Extracted data entries:

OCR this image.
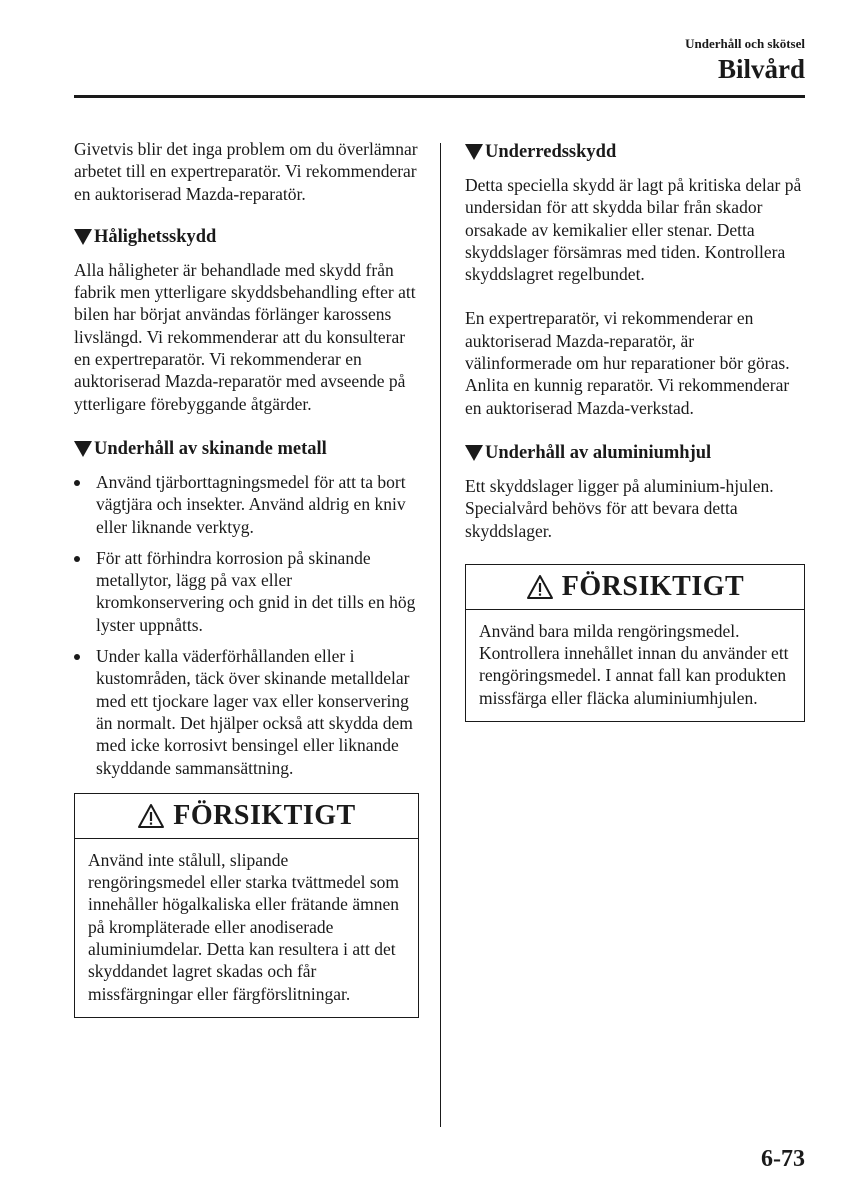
Underhåll och skötsel
Bilvård

Givetvis blir det inga problem om du överlämnar arbetet till en expertreparatör. Vi rekommenderar en auktoriserad Mazda-reparatör.

Hålighetsskydd

Alla håligheter är behandlade med skydd från fabrik men ytterligare skyddsbehandling efter att bilen har börjat användas förlänger karossens livslängd. Vi rekommenderar att du konsulterar en expertreparatör. Vi rekommenderar en auktoriserad Mazda-reparatör med avseende på ytterligare förebyggande åtgärder.

Underhåll av skinande metall
Använd tjärborttagningsmedel för att ta bort vägtjära och insekter. Använd aldrig en kniv eller liknande verktyg.
För att förhindra korrosion på skinande metallytor, lägg på vax eller kromkonservering och gnid in det tills en hög lyster uppnåtts.
Under kalla väderförhållanden eller i kustområden, täck över skinande metalldelar med ett tjockare lager vax eller konservering än normalt. Det hjälper också att skydda dem med icke korrosivt bensingel eller liknande skyddande sammansättning.
FÖRSIKTIGT

Använd inte stålull, slipande rengöringsmedel eller starka tvättmedel som innehåller högalkaliska eller frätande ämnen på krompläterade eller anodiserade aluminiumdelar. Detta kan resultera i att det skyddandet lagret skadas och får missfärgningar eller färgförslitningar.

Underredsskydd

Detta speciella skydd är lagt på kritiska delar på undersidan för att skydda bilar från skador orsakade av kemikalier eller stenar. Detta skyddslager försämras med tiden. Kontrollera skyddslagret regelbundet.

En expertreparatör, vi rekommenderar en auktoriserad Mazda-reparatör, är välinformerade om hur reparationer bör göras. Anlita en kunnig reparatör. Vi rekommenderar en auktoriserad Mazda-verkstad.

Underhåll av aluminiumhjul

Ett skyddslager ligger på aluminium-hjulen. Specialvård behövs för att bevara detta skyddslager.

FÖRSIKTIGT

Använd bara milda rengöringsmedel. Kontrollera innehållet innan du använder ett rengöringsmedel. I annat fall kan produkten missfärga eller fläcka aluminiumhjulen.

6-73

▸ What needs to be done:
Above are the records. Copy every line in them holding "rengöringsmedel".

▸ Output of the exercise:
Använd inte stålull, slipande rengöringsmedel eller starka tvättmedel som innehåller högalkaliska eller frätande ämnen på krompläterade eller anodiserade aluminiumdelar. Detta kan resultera i att det skyddandet lagret skadas och får missfärgningar eller färgförslitningar.
Använd bara milda rengöringsmedel. Kontrollera innehållet innan du använder ett rengöringsmedel. I annat fall kan produkten missfärga eller fläcka aluminiumhjulen.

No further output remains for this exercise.